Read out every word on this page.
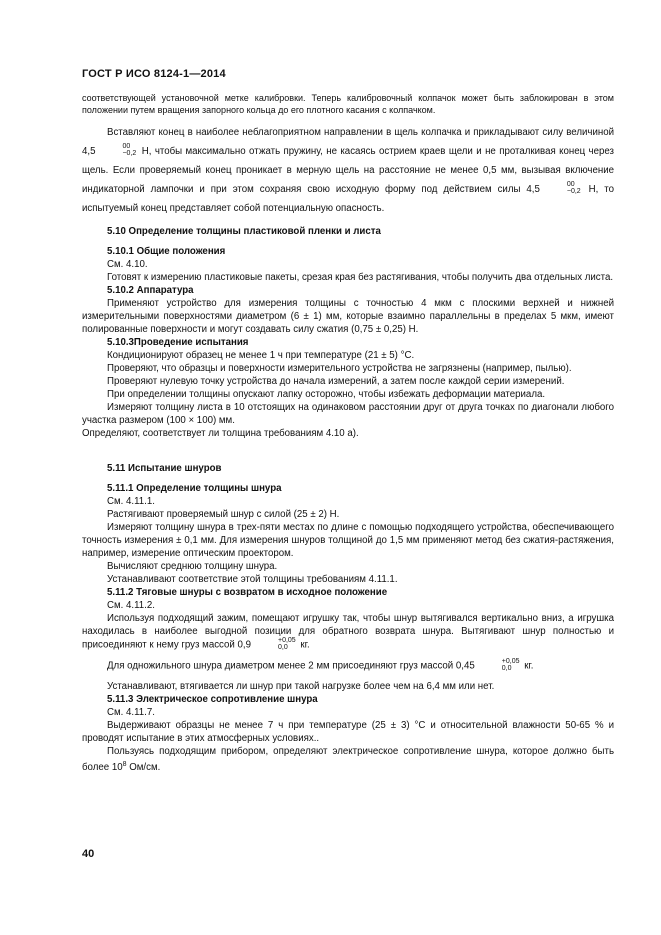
ГОСТ Р ИСО 8124-1—2014

соответствующей установочной метке калибровки. Теперь калибровочный колпачок может быть заблокирован в этом положении путем вращения запорного кольца до его плотного касания с колпачком.

Вставляют конец в наиболее неблагоприятном направлении в щель колпачка и прикладывают силу величиной 4,5	00
−0,2 Н, чтобы максимально отжать пружину, не касаясь острием краев щели и не проталкивая конец через щель. Если проверяемый конец проникает в мерную щель на расстояние не менее 0,5 мм, вызывая включение индикаторной лампочки и при этом сохраняя свою исходную форму под действием силы 4,5	00
−0,2 Н, то испытуемый конец представляет собой потенциальную опасность.

5.10 Определение толщины пластиковой пленки и листа

5.10.1 Общие положения

См. 4.10.

Готовят к измерению пластиковые пакеты, срезая края без растягивания, чтобы получить два отдельных листа.

5.10.2 Аппаратура

Применяют устройство для измерения толщины с точностью 4 мкм с плоскими верхней и нижней измерительными поверхностями диаметром (6 ± 1) мм, которые взаимно параллельны в пределах 5 мкм, имеют полированные поверхности и могут создавать силу сжатия (0,75 ± 0,25) Н.

5.10.3Проведение испытания

Кондиционируют образец не менее 1 ч при температуре (21 ± 5) °С.

Проверяют, что образцы и поверхности измерительного устройства не загрязнены (например, пылью).

Проверяют нулевую точку устройства до начала измерений, а затем после каждой серии измерений.

При определении толщины опускают лапку осторожно, чтобы избежать деформации материала.

Измеряют толщину листа в 10 отстоящих на одинаковом расстоянии друг от друга точках по диагонали любого участка размером (100 × 100) мм.

Определяют, соответствует ли толщина требованиям 4.10 а).

5.11 Испытание шнуров

5.11.1 Определение толщины шнура

См. 4.11.1.

Растягивают проверяемый шнур с силой (25 ± 2) Н.

Измеряют толщину шнура в трех-пяти местах по длине с помощью подходящего устройства, обеспечивающего точность измерения ± 0,1 мм. Для измерения шнуров толщиной до 1,5 мм применяют метод без сжатия-растяжения, например, измерение оптическим проектором.

Вычисляют среднюю толщину шнура.

Устанавливают соответствие этой толщины требованиям 4.11.1.

5.11.2 Тяговые шнуры с возвратом в исходное положение

См. 4.11.2.

Используя подходящий зажим, помещают игрушку так, чтобы шнур вытягивался вертикально вниз, а игрушка находилась в наиболее выгодной позиции для обратного возврата шнура. Вытягивают шнур полностью и присоединяют к нему груз массой 0,9	+0,05
0,0	кг.

Для одножильного шнура диаметром менее 2 мм присоединяют груз массой 0,45	+0,05
0,0	кг.

Устанавливают, втягивается ли шнур при такой нагрузке более чем на 6,4 мм или нет.

5.11.3 Электрическое сопротивление шнура

См. 4.11.7.

Выдерживают образцы не менее 7 ч при температуре (25 ± 3) °С и относительной влажности 50-65 % и проводят испытание в этих атмосферных условиях..

Пользуясь подходящим прибором, определяют электрическое сопротивление шнура, которое должно быть более $10^8$ Ом/см.

40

=-=-=

Give back only a number, the number of lines where the string "требованиям" occurs.

**The solution**:
2